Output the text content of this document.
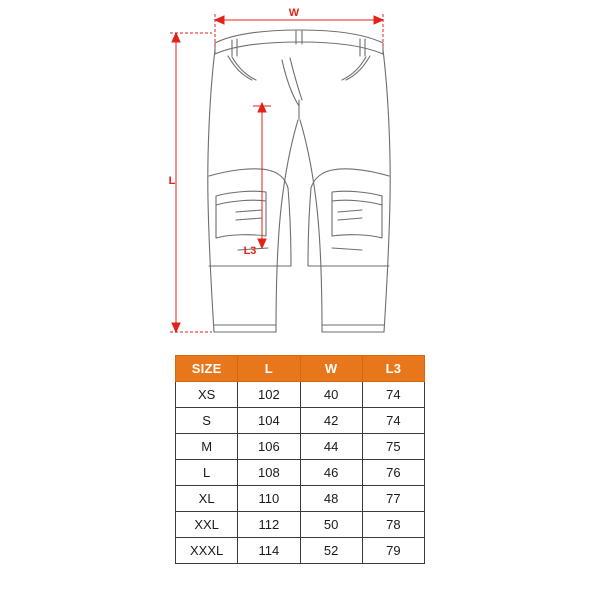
W
L
L3
SIZE	L	W	L3
XS	102	40	74
S	104	42	74
M	106	44	75
L	108	46	76
XL	110	48	77
XXL	112	50	78
XXXL	114	52	79
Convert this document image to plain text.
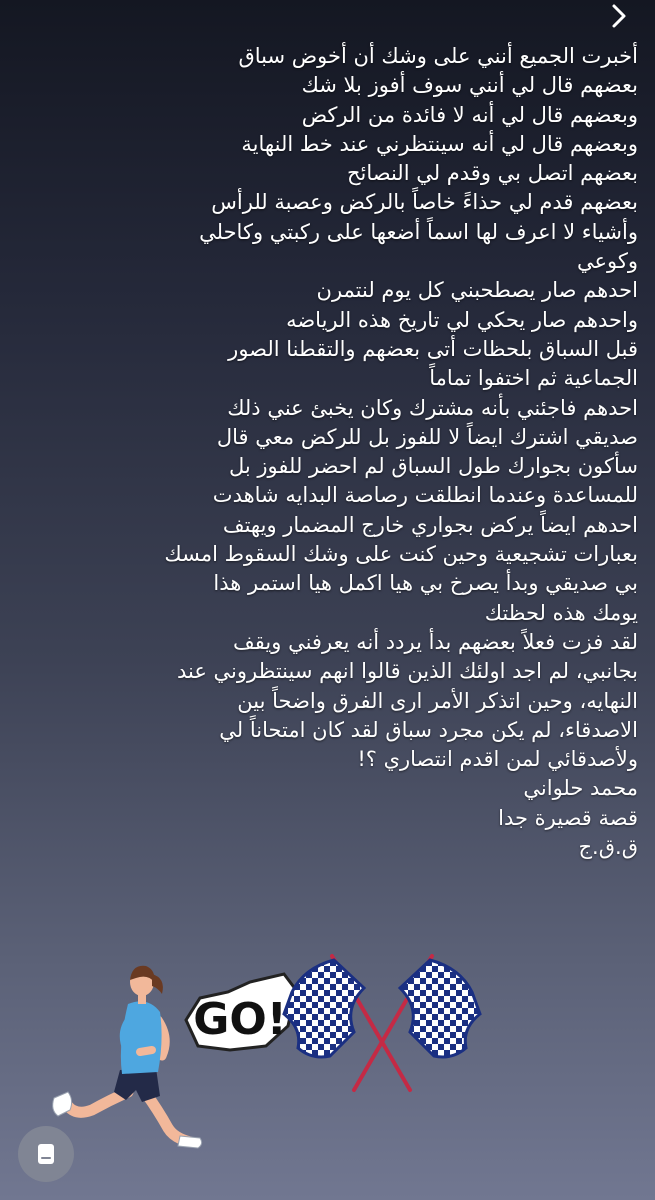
أخبرت الجميع أنني على وشك أن أخوض سباق
بعضهم قال لي أنني سوف أفوز بلا شك
وبعضهم قال لي أنه لا فائدة من الركض
وبعضهم قال لي أنه سينتظرني عند خط النهاية
بعضهم اتصل بي وقدم لي النصائح
بعضهم قدم لي حذاءً خاصاً بالركض وعصبة للرأس
وأشياء لا اعرف لها اسماً أضعها على ركبتي وكاحلي
وكوعي
احدهم صار يصطحبني كل يوم لنتمرن
واحدهم صار يحكي لي تاريخ هذه الرياضه
قبل السباق بلحظات أتى بعضهم والتقطنا الصور
الجماعية ثم اختفوا تماماً
احدهم فاجئني بأنه مشترك وكان يخبئ عني ذلك
صديقي اشترك ايضاً لا للفوز بل للركض معي قال
سأكون بجوارك طول السباق لم احضر للفوز بل
للمساعدة وعندما انطلقت رصاصة البدايه شاهدت
احدهم ايضاً يركض بجواري خارج المضمار ويهتف
بعبارات تشجيعية وحين كنت على وشك السقوط امسك
بي صديقي وبدأ يصرخ بي هيا اكمل هيا استمر هذا
يومك هذه لحظتك
لقد فزت فعلاً بعضهم بدأ يردد أنه يعرفني ويقف
بجانبي، لم اجد اولئك الذين قالوا انهم سينتظروني عند
النهايه، وحين اتذكر الأمر ارى الفرق واضحاً بين
الاصدقاء، لم يكن مجرد سباق لقد كان امتحاناً لي
ولأصدقائي لمن اقدم انتصاري ؟!
محمد حلواني
قصة قصيرة جدا
ق.ق.ج
GO!
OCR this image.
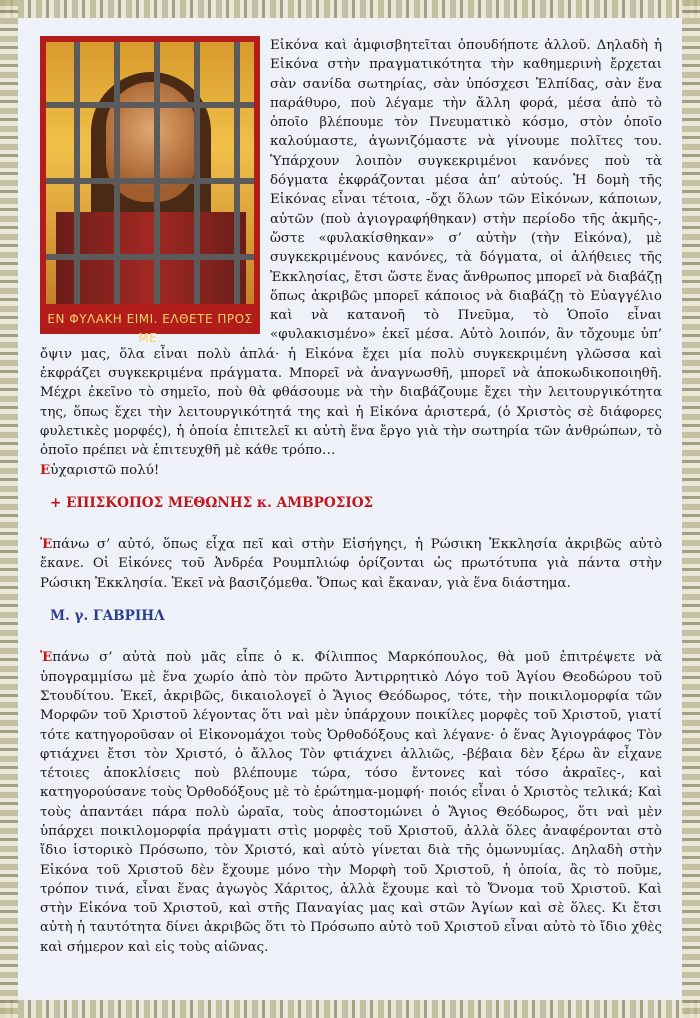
ΕΝ ΦΥΛΑΚΗ ΕΙΜΙ. ΕΛΘΕΤΕ ΠΡΟΣ ΜΕ.

Εἰκόνα καὶ ἀμφισβητεῖται ὁπουδήποτε ἀλλοῦ. Δηλαδὴ ἡ Εἰκόνα στὴν πραγματικότητα τὴν καθημερινὴ ἔρχεται σὰν σανίδα σωτηρίας, σὰν ὑπόσχεσι Ἐλπίδας, σὰν ἕνα παράθυρο, ποὺ λέγαμε τὴν ἄλλη φορά, μέσα ἀπὸ τὸ ὁποῖο βλέπουμε τὸν Πνευματικὸ κόσμο, στὸν ὁποῖο καλούμαστε, ἀγωνιζόμαστε νὰ γίνουμε πολῖτες του. Ὑπάρχουν λοιπὸν συγκεκριμένοι κανόνες ποὺ τὰ δόγματα ἐκφράζονται μέσα ἀπ’ αὐτούς. Ἡ δομὴ τῆς Εἰκόνας εἶναι τέτοια, -ὄχι ὅλων τῶν Εἰκόνων, κάποιων, αὐτῶν (ποὺ ἁγιογραφήθηκαν) στὴν περίοδο τῆς ἀκμῆς-, ὥστε «φυλακίσθηκαν» σ’ αὐτὴν (τὴν Εἰκόνα), μὲ συγκεκριμένους κανόνες, τὰ δόγματα, οἱ ἀλήθειες τῆς Ἐκκλησίας, ἔτσι ὥστε ἕνας ἄνθρωπος μπορεῖ νὰ διαβάζῃ ὅπως ἀκριβῶς μπορεῖ κάποιος νὰ διαβάζῃ τὸ Εὐαγγέλιο καὶ νὰ κατανοῆ τὸ Πνεῦμα, τὸ Ὁποῖο εἶναι «φυλακισμένο» ἐκεῖ μέσα. Αὐτὸ λοιπόν, ἂν τὄχουμε ὑπ’ ὄψιν μας, ὅλα εἶναι πολὺ ἁπλά· ἡ Εἰκόνα ἔχει μία πολὺ συγκεκριμένη γλῶσσα καὶ ἐκφράζει συγκεκριμένα πράγματα. Μπορεῖ νὰ ἀναγνωσθῆ, μπορεῖ νὰ ἀποκωδικοποιηθῆ. Μέχρι ἐκεῖνο τὸ σημεῖο, ποὺ θὰ φθάσουμε νὰ τὴν διαβάζουμε ἔχει τὴν λειτουργικότητα της, ὅπως ἔχει τὴν λειτουργικότητά της καὶ ἡ Εἰκόνα ἀριστερά, (ὁ Χριστὸς σὲ διάφορες φυλετικὲς μορφές), ἡ ὁποία ἐπιτελεῖ κι αὐτὴ ἕνα ἔργο γιὰ τὴν σωτηρία τῶν ἀνθρώπων, τὸ ὁποῖο πρέπει νὰ ἐπιτευχθῆ μὲ κάθε τρόπο…

Εὐχαριστῶ πολύ!

+ ΕΠΙΣΚΟΠΟΣ ΜΕΘΩΝΗΣ κ. ΑΜΒΡΟΣΙΟΣ

Ἐπάνω σ’ αὐτό, ὅπως εἶχα πεῖ καὶ στὴν Εἰσήγηςι, ἡ Ρώσικη Ἐκκλησία ἀκριβῶς αὐτὸ ἔκανε. Οἱ Εἰκόνες τοῦ Ἀνδρέα Ρουμπλιώφ ὁρίζονται ὡς πρωτότυπα γιὰ πάντα στὴν Ρώσικη Ἐκκλησία. Ἐκεῖ νὰ βασιζόμεθα. Ὅπως καὶ ἔκαναν, γιὰ ἕνα διάστημα.

Μ. γ. ΓΑΒΡΙΗΛ

Ἐπάνω σ’ αὐτὰ ποὺ μᾶς εἶπε ὁ κ. Φίλιππος Μαρκόπουλος, θὰ μοῦ ἐπιτρέψετε νὰ ὑπογραμμίσω μὲ ἕνα χωρίο ἀπὸ τὸν πρῶτο Ἀντιρρητικὸ Λόγο τοῦ Ἁγίου Θεοδώρου τοῦ Στουδίτου. Ἐκεῖ, ἀκριβῶς, δικαιολογεῖ ὁ Ἅγιος Θεόδωρος, τότε, τὴν ποικιλομορφία τῶν Μορφῶν τοῦ Χριστοῦ λέγοντας ὅτι ναὶ μὲν ὑπάρχουν ποικίλες μορφὲς τοῦ Χριστοῦ, γιατί τότε κατηγοροῦσαν οἱ Εἰκονομάχοι τοὺς Ὀρθοδόξους καὶ λέγανε· ὁ ἕνας Ἁγιογράφος Τὸν φτιάχνει ἔτσι τὸν Χριστό, ὁ ἄλλος Τὸν φτιάχνει ἀλλιῶς, -βέβαια δὲν ξέρω ἂν εἶχανε τέτοιες ἀποκλίσεις ποὺ βλέπουμε τώρα, τόσο ἔντονες καὶ τόσο ἀκραῖες-, καὶ κατηγορούσανε τοὺς Ὀρθοδόξους μὲ τὸ ἐρώτημα-μομφή· ποιός εἶναι ὁ Χριστὸς τελικά; Καὶ τοὺς ἀπαντάει πάρα πολὺ ὡραῖα, τοὺς ἀποστομώνει ὁ Ἅγιος Θεόδωρος, ὅτι ναὶ μὲν ὑπάρχει ποικιλομορφία πράγματι στὶς μορφὲς τοῦ Χριστοῦ, ἀλλὰ ὅλες ἀναφέρονται στὸ ἴδιο ἱστορικὸ Πρόσωπο, τὸν Χριστό, καὶ αὐτὸ γίνεται διὰ τῆς ὁμωνυμίας. Δηλαδὴ στὴν Εἰκόνα τοῦ Χριστοῦ δὲν ἔχουμε μόνο τὴν Μορφὴ τοῦ Χριστοῦ, ἡ ὁποία, ἂς τὸ ποῦμε, τρόπον τινά, εἶναι ἕνας ἀγωγὸς Χάριτος, ἀλλὰ ἔχουμε καὶ τὸ Ὄνομα τοῦ Χριστοῦ. Καὶ στὴν Εἰκόνα τοῦ Χριστοῦ, καὶ στῆς Παναγίας μας καὶ στῶν Ἁγίων καὶ σὲ ὅλες. Κι ἔτσι αὐτὴ ἡ ταυτότητα δίνει ἀκριβῶς ὅτι τὸ Πρόσωπο αὐτὸ τοῦ Χριστοῦ εἶναι αὐτὸ τὸ ἴδιο χθὲς καὶ σήμερον καὶ εἰς τοὺς αἰῶνας.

━━━━━━━━━━━━━━━━

* **Task statement**: Check every line of the material for the string "السباق" and give the number of lines that have it, without anything else.

* **Result**: 2